* **WHAT NEEDS TO BE DONE**
Copy every record exactly, and keep the pictures out.

Dataset entries on figures:
****************************************

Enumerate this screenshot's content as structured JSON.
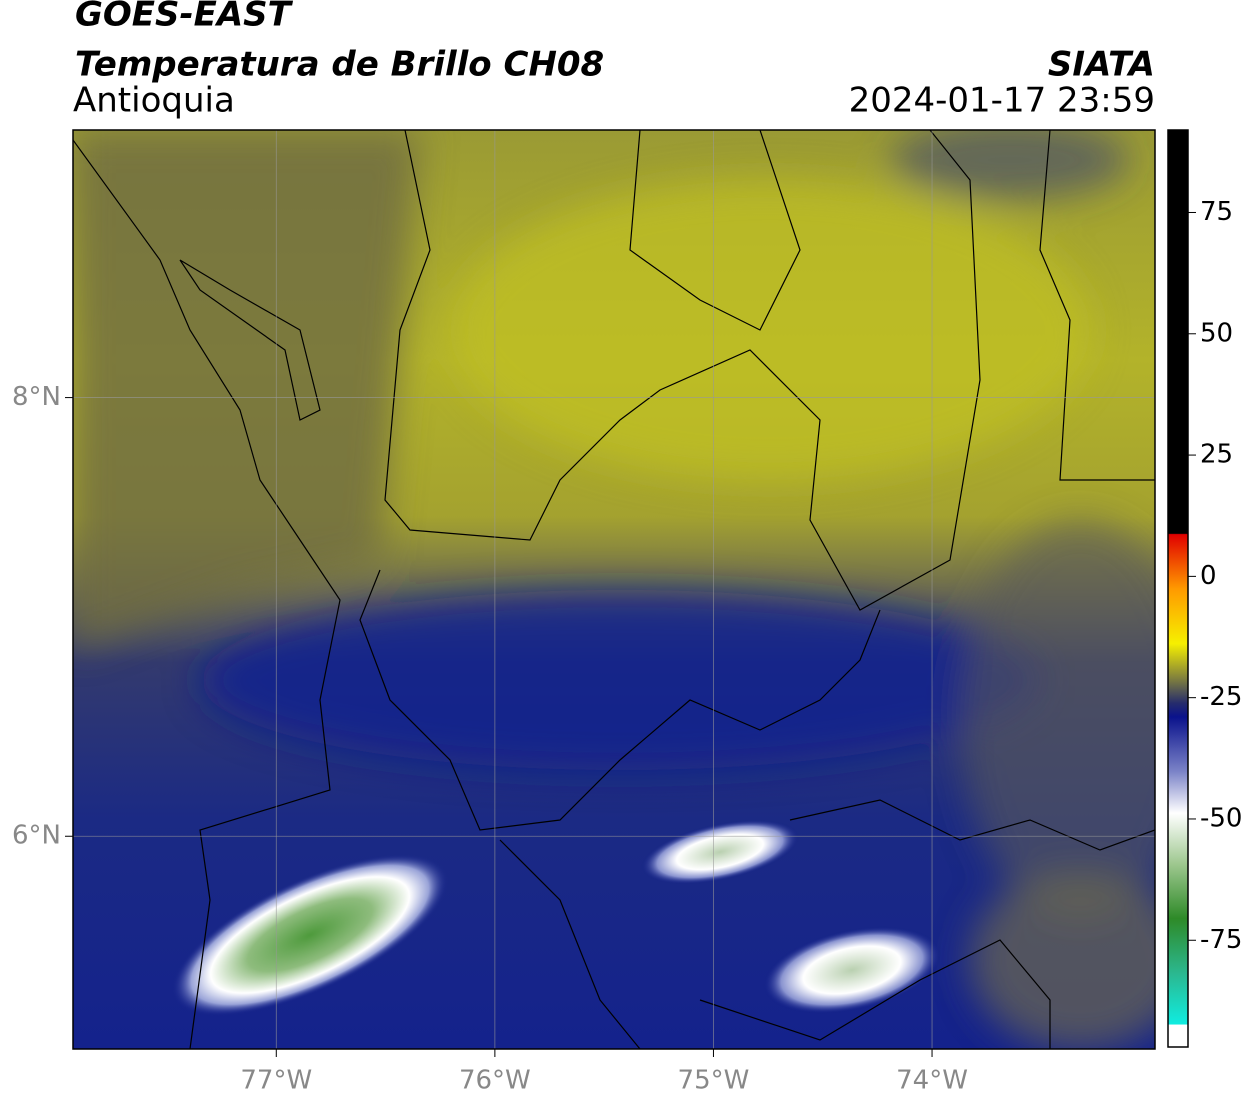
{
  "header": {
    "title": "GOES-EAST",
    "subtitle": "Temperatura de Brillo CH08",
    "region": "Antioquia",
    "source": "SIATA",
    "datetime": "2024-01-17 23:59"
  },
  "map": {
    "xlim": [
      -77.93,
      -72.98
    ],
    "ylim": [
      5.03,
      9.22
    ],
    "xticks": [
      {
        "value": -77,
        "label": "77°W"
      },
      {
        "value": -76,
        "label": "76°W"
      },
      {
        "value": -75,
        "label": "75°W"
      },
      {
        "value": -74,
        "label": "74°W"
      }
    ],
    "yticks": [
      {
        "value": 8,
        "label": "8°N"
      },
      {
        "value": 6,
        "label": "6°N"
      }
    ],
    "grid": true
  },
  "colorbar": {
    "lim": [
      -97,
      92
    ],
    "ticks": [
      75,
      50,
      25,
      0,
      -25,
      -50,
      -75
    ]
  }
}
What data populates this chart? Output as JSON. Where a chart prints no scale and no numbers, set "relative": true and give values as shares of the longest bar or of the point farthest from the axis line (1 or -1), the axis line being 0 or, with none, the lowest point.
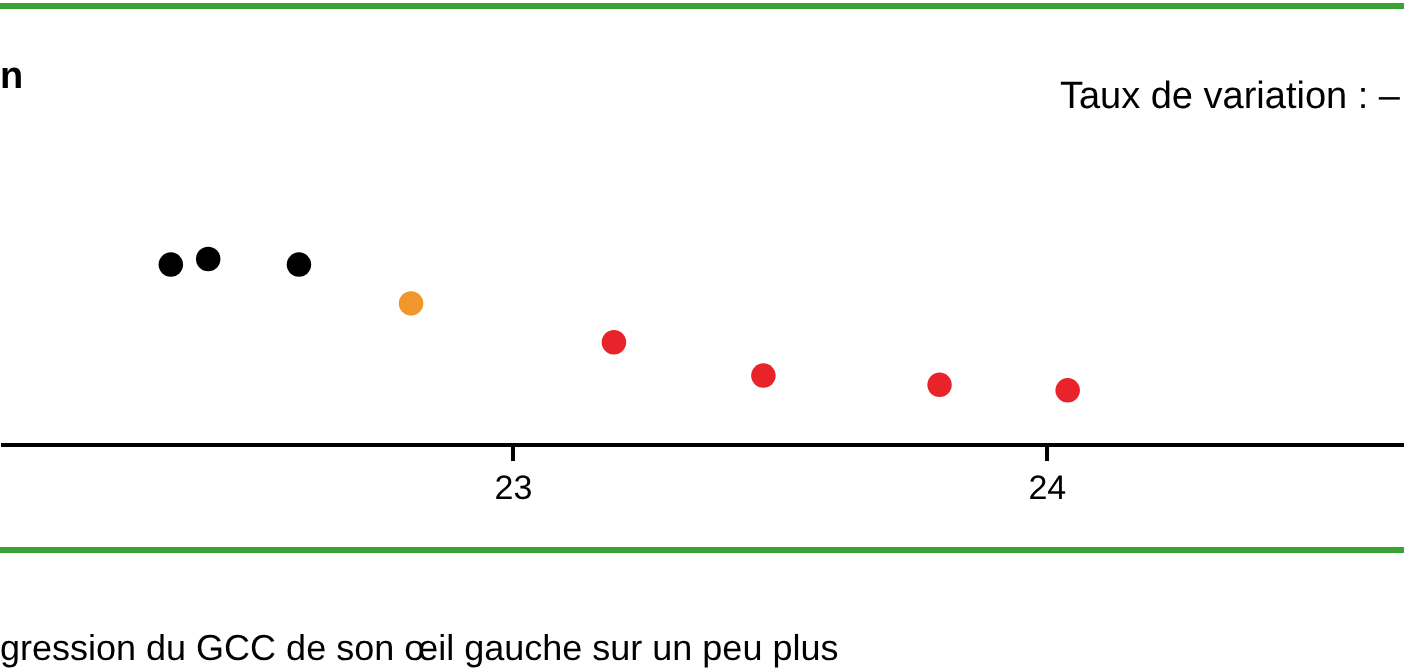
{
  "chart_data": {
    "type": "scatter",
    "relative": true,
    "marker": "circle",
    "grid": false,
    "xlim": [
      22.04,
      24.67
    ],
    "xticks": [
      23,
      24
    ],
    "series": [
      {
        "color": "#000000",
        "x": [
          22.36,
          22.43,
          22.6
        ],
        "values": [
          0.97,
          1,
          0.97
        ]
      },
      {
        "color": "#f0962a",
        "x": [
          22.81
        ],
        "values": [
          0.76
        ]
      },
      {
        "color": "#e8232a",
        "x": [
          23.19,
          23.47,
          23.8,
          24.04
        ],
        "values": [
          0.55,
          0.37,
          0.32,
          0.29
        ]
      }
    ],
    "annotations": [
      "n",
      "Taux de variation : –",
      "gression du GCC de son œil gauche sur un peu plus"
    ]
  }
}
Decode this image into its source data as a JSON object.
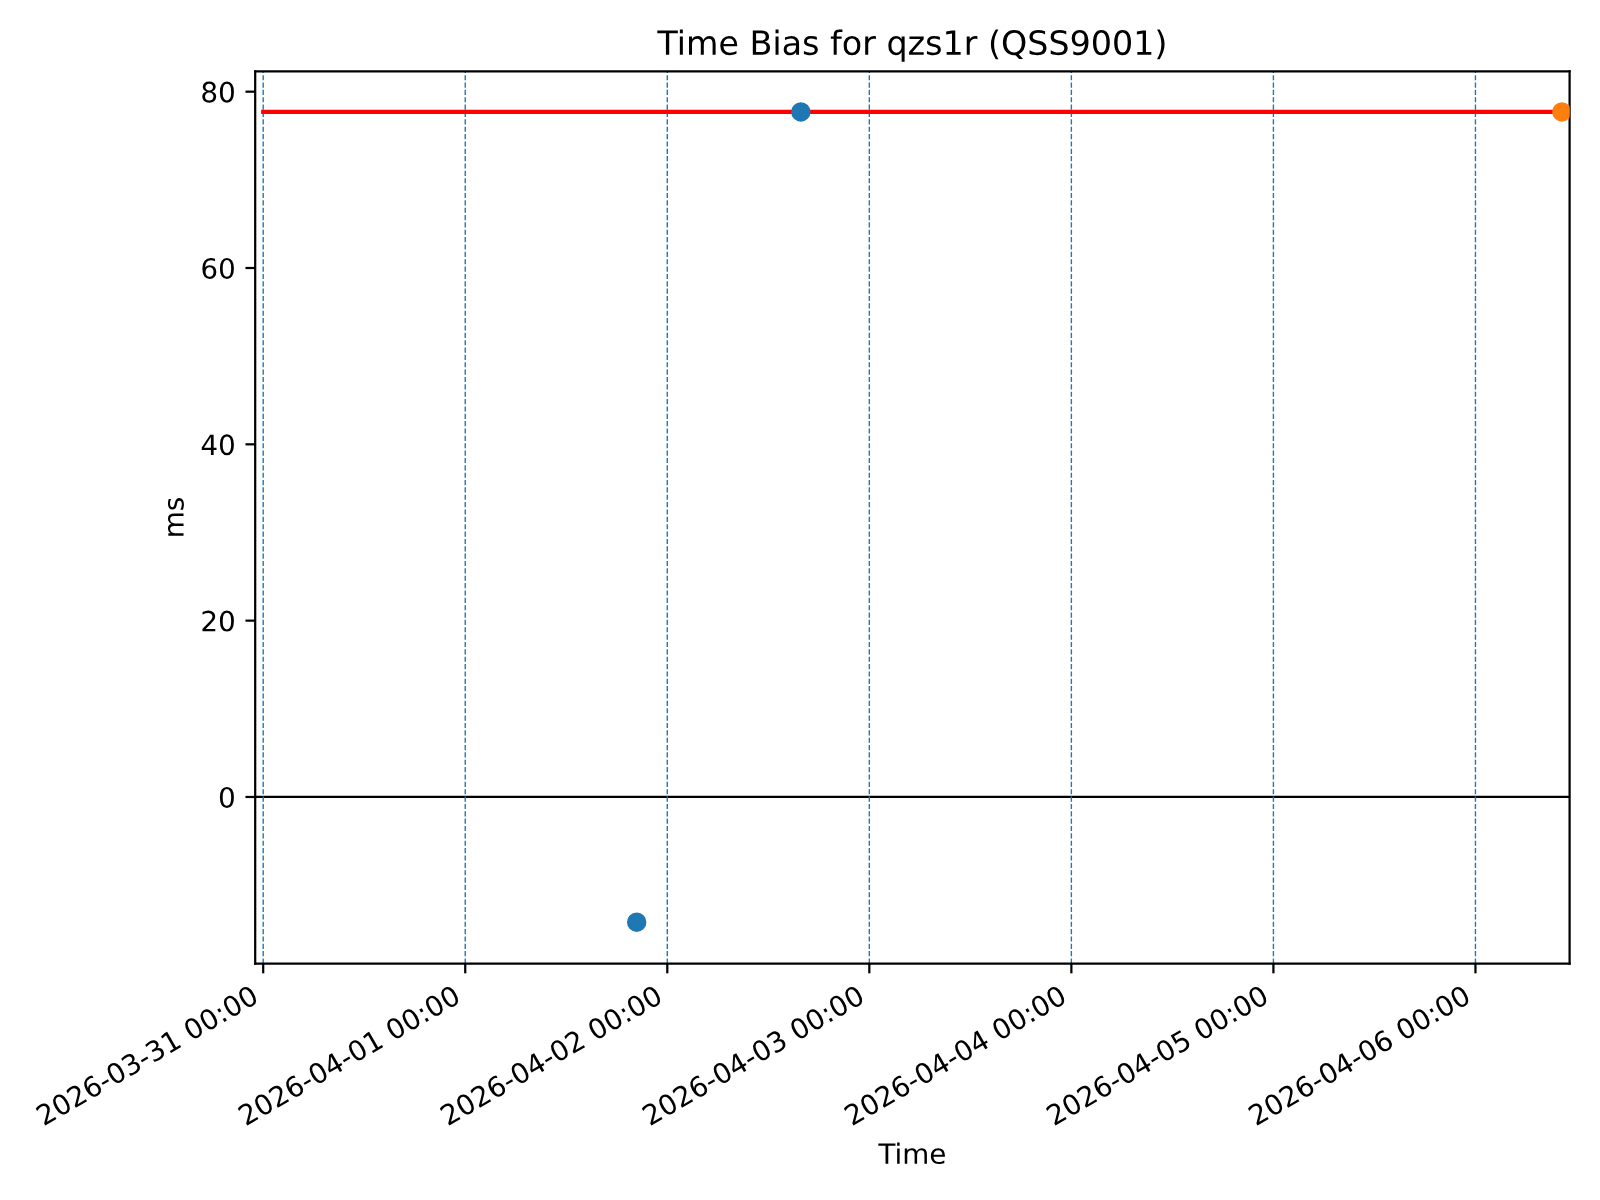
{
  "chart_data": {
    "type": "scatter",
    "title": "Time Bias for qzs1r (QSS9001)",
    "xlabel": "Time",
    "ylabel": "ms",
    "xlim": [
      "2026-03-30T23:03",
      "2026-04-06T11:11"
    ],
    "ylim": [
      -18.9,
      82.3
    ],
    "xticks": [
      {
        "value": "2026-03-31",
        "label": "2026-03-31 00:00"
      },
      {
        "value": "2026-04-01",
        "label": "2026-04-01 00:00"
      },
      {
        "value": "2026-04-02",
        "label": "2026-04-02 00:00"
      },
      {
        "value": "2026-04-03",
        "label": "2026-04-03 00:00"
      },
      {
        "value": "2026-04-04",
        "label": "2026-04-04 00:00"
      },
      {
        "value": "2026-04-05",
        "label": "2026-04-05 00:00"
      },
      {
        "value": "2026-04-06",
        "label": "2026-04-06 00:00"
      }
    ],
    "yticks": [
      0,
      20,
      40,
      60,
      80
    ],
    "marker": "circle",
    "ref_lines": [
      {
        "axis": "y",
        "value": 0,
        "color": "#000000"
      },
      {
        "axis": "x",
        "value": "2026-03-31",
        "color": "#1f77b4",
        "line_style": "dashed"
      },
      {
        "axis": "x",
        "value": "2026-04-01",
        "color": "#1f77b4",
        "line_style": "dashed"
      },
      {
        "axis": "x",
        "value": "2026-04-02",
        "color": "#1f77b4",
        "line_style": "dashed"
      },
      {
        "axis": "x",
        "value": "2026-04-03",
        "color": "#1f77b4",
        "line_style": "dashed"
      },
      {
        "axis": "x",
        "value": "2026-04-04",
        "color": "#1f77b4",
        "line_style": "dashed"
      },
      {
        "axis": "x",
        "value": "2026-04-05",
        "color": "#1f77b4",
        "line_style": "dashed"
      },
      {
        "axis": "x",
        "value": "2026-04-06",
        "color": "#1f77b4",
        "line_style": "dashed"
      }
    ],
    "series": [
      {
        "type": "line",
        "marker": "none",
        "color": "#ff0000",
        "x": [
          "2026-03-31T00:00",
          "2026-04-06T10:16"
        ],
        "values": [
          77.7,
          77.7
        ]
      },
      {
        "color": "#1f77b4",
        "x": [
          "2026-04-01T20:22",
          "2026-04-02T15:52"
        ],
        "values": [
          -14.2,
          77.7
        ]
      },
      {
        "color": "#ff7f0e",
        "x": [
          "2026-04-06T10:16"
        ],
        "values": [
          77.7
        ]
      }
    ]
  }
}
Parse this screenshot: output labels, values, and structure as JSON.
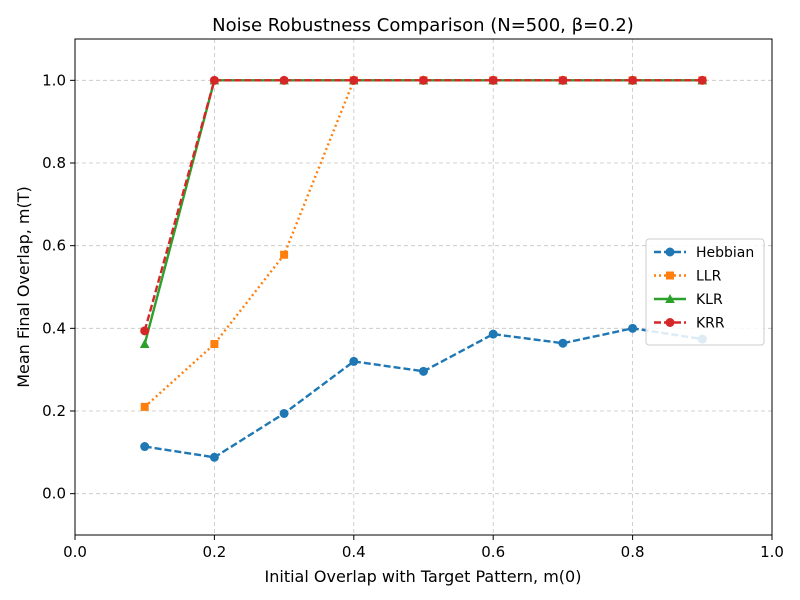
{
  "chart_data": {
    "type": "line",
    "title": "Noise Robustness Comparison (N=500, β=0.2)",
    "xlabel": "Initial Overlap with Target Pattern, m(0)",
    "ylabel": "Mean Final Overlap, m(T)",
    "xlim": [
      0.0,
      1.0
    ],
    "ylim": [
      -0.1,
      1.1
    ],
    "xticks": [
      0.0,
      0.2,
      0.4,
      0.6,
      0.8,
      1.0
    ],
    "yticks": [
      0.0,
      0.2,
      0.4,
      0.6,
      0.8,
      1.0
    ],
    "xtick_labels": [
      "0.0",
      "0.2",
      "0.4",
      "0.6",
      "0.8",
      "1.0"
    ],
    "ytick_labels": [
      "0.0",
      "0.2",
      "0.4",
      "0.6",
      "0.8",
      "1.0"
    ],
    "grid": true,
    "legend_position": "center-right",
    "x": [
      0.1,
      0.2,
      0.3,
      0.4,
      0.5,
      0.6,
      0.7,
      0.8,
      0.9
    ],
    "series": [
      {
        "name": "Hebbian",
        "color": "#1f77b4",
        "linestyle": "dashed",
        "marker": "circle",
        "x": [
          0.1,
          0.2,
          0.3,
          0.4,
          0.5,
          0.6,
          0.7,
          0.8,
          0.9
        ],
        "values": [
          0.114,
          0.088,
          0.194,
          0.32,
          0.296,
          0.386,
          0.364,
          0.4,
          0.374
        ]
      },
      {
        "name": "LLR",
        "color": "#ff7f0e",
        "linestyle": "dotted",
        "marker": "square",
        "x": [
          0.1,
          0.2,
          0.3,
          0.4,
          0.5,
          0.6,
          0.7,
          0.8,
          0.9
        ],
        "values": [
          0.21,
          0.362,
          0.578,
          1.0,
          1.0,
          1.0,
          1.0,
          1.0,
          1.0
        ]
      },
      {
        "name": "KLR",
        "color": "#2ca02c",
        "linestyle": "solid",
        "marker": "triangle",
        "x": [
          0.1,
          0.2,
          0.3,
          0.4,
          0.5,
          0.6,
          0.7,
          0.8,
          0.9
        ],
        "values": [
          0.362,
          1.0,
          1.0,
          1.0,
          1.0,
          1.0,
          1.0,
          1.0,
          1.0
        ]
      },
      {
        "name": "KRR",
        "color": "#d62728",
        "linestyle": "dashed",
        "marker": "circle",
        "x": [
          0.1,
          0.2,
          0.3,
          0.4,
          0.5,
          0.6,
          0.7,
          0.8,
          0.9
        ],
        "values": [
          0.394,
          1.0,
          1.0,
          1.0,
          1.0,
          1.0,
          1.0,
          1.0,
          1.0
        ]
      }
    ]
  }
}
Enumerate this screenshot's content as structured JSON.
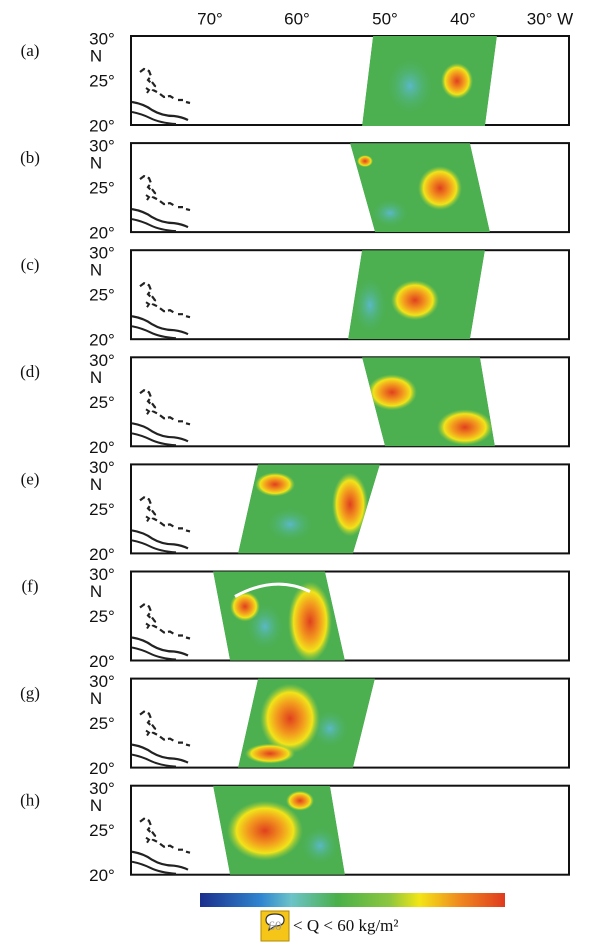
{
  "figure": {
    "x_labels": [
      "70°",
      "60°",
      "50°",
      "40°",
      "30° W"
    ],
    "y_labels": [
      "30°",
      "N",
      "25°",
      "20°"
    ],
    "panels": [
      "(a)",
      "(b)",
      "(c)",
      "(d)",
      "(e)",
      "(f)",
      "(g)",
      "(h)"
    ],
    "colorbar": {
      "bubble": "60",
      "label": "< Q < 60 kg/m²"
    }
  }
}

****************************************

* **TASK SOLUTION**
Enumerate this screenshot's content as structured JSON.
{
  "header": {
    "title": "GOES-EAST",
    "subtitle": "Temperatura de Brillo CH08",
    "region": "Antioquia",
    "source": "SIATA",
    "datetime": "2024-01-17 23:59"
  },
  "map": {
    "xlim": [
      -77.93,
      -72.98
    ],
    "ylim": [
      5.03,
      9.22
    ],
    "xticks": [
      {
        "value": -77,
        "label": "77°W"
      },
      {
        "value": -76,
        "label": "76°W"
      },
      {
        "value": -75,
        "label": "75°W"
      },
      {
        "value": -74,
        "label": "74°W"
      }
    ],
    "yticks": [
      {
        "value": 8,
        "label": "8°N"
      },
      {
        "value": 6,
        "label": "6°N"
      }
    ],
    "grid": true
  },
  "colorbar": {
    "lim": [
      -97,
      92
    ],
    "ticks": [
      75,
      50,
      25,
      0,
      -25,
      -50,
      -75
    ]
  }
}
What data populates this chart? Output as JSON. Where a chart prints no scale and no numbers, set "relative": true and give values as shares of the longest bar or of the point farthest from the axis line (1 or -1), the axis line being 0 or, with none, the lowest point.
{
  "chart_data": {
    "type": "scatter",
    "relative": true,
    "marker": "circle",
    "grid": false,
    "xlim": [
      22.04,
      24.67
    ],
    "xticks": [
      23,
      24
    ],
    "series": [
      {
        "color": "#000000",
        "x": [
          22.36,
          22.43,
          22.6
        ],
        "values": [
          0.97,
          1,
          0.97
        ]
      },
      {
        "color": "#f0962a",
        "x": [
          22.81
        ],
        "values": [
          0.76
        ]
      },
      {
        "color": "#e8232a",
        "x": [
          23.19,
          23.47,
          23.8,
          24.04
        ],
        "values": [
          0.55,
          0.37,
          0.32,
          0.29
        ]
      }
    ],
    "annotations": [
      "n",
      "Taux de variation : –",
      "gression du GCC de son œil gauche sur un peu plus"
    ]
  }
}
Decode this image into its source data as a JSON object.
{
  "chart_data": {
    "type": "scatter",
    "title": "Time Bias for qzs1r (QSS9001)",
    "xlabel": "Time",
    "ylabel": "ms",
    "xlim": [
      "2026-03-30T23:03",
      "2026-04-06T11:11"
    ],
    "ylim": [
      -18.9,
      82.3
    ],
    "xticks": [
      {
        "value": "2026-03-31",
        "label": "2026-03-31 00:00"
      },
      {
        "value": "2026-04-01",
        "label": "2026-04-01 00:00"
      },
      {
        "value": "2026-04-02",
        "label": "2026-04-02 00:00"
      },
      {
        "value": "2026-04-03",
        "label": "2026-04-03 00:00"
      },
      {
        "value": "2026-04-04",
        "label": "2026-04-04 00:00"
      },
      {
        "value": "2026-04-05",
        "label": "2026-04-05 00:00"
      },
      {
        "value": "2026-04-06",
        "label": "2026-04-06 00:00"
      }
    ],
    "yticks": [
      0,
      20,
      40,
      60,
      80
    ],
    "marker": "circle",
    "ref_lines": [
      {
        "axis": "y",
        "value": 0,
        "color": "#000000"
      },
      {
        "axis": "x",
        "value": "2026-03-31",
        "color": "#1f77b4",
        "line_style": "dashed"
      },
      {
        "axis": "x",
        "value": "2026-04-01",
        "color": "#1f77b4",
        "line_style": "dashed"
      },
      {
        "axis": "x",
        "value": "2026-04-02",
        "color": "#1f77b4",
        "line_style": "dashed"
      },
      {
        "axis": "x",
        "value": "2026-04-03",
        "color": "#1f77b4",
        "line_style": "dashed"
      },
      {
        "axis": "x",
        "value": "2026-04-04",
        "color": "#1f77b4",
        "line_style": "dashed"
      },
      {
        "axis": "x",
        "value": "2026-04-05",
        "color": "#1f77b4",
        "line_style": "dashed"
      },
      {
        "axis": "x",
        "value": "2026-04-06",
        "color": "#1f77b4",
        "line_style": "dashed"
      }
    ],
    "series": [
      {
        "type": "line",
        "marker": "none",
        "color": "#ff0000",
        "x": [
          "2026-03-31T00:00",
          "2026-04-06T10:16"
        ],
        "values": [
          77.7,
          77.7
        ]
      },
      {
        "color": "#1f77b4",
        "x": [
          "2026-04-01T20:22",
          "2026-04-02T15:52"
        ],
        "values": [
          -14.2,
          77.7
        ]
      },
      {
        "color": "#ff7f0e",
        "x": [
          "2026-04-06T10:16"
        ],
        "values": [
          77.7
        ]
      }
    ]
  }
}
Parse this screenshot: output labels, values, and structure as JSON.
{
  "chart_data": {
    "type": "line",
    "title": "Noise Robustness Comparison (N=500, β=0.2)",
    "xlabel": "Initial Overlap with Target Pattern, m(0)",
    "ylabel": "Mean Final Overlap, m(T)",
    "xlim": [
      0.0,
      1.0
    ],
    "ylim": [
      -0.1,
      1.1
    ],
    "xticks": [
      0.0,
      0.2,
      0.4,
      0.6,
      0.8,
      1.0
    ],
    "yticks": [
      0.0,
      0.2,
      0.4,
      0.6,
      0.8,
      1.0
    ],
    "xtick_labels": [
      "0.0",
      "0.2",
      "0.4",
      "0.6",
      "0.8",
      "1.0"
    ],
    "ytick_labels": [
      "0.0",
      "0.2",
      "0.4",
      "0.6",
      "0.8",
      "1.0"
    ],
    "grid": true,
    "legend_position": "center-right",
    "x": [
      0.1,
      0.2,
      0.3,
      0.4,
      0.5,
      0.6,
      0.7,
      0.8,
      0.9
    ],
    "series": [
      {
        "name": "Hebbian",
        "color": "#1f77b4",
        "linestyle": "dashed",
        "marker": "circle",
        "x": [
          0.1,
          0.2,
          0.3,
          0.4,
          0.5,
          0.6,
          0.7,
          0.8,
          0.9
        ],
        "values": [
          0.114,
          0.088,
          0.194,
          0.32,
          0.296,
          0.386,
          0.364,
          0.4,
          0.374
        ]
      },
      {
        "name": "LLR",
        "color": "#ff7f0e",
        "linestyle": "dotted",
        "marker": "square",
        "x": [
          0.1,
          0.2,
          0.3,
          0.4,
          0.5,
          0.6,
          0.7,
          0.8,
          0.9
        ],
        "values": [
          0.21,
          0.362,
          0.578,
          1.0,
          1.0,
          1.0,
          1.0,
          1.0,
          1.0
        ]
      },
      {
        "name": "KLR",
        "color": "#2ca02c",
        "linestyle": "solid",
        "marker": "triangle",
        "x": [
          0.1,
          0.2,
          0.3,
          0.4,
          0.5,
          0.6,
          0.7,
          0.8,
          0.9
        ],
        "values": [
          0.362,
          1.0,
          1.0,
          1.0,
          1.0,
          1.0,
          1.0,
          1.0,
          1.0
        ]
      },
      {
        "name": "KRR",
        "color": "#d62728",
        "linestyle": "dashed",
        "marker": "circle",
        "x": [
          0.1,
          0.2,
          0.3,
          0.4,
          0.5,
          0.6,
          0.7,
          0.8,
          0.9
        ],
        "values": [
          0.394,
          1.0,
          1.0,
          1.0,
          1.0,
          1.0,
          1.0,
          1.0,
          1.0
        ]
      }
    ]
  }
}
Enumerate this screenshot's content as structured JSON.
{
  "figure": {
    "x_labels": [
      "70°",
      "60°",
      "50°",
      "40°",
      "30° W"
    ],
    "y_labels": [
      "30°",
      "N",
      "25°",
      "20°"
    ],
    "panels": [
      "(a)",
      "(b)",
      "(c)",
      "(d)",
      "(e)",
      "(f)",
      "(g)",
      "(h)"
    ],
    "colorbar": {
      "bubble": "60",
      "label": "< Q < 60 kg/m²"
    }
  }
}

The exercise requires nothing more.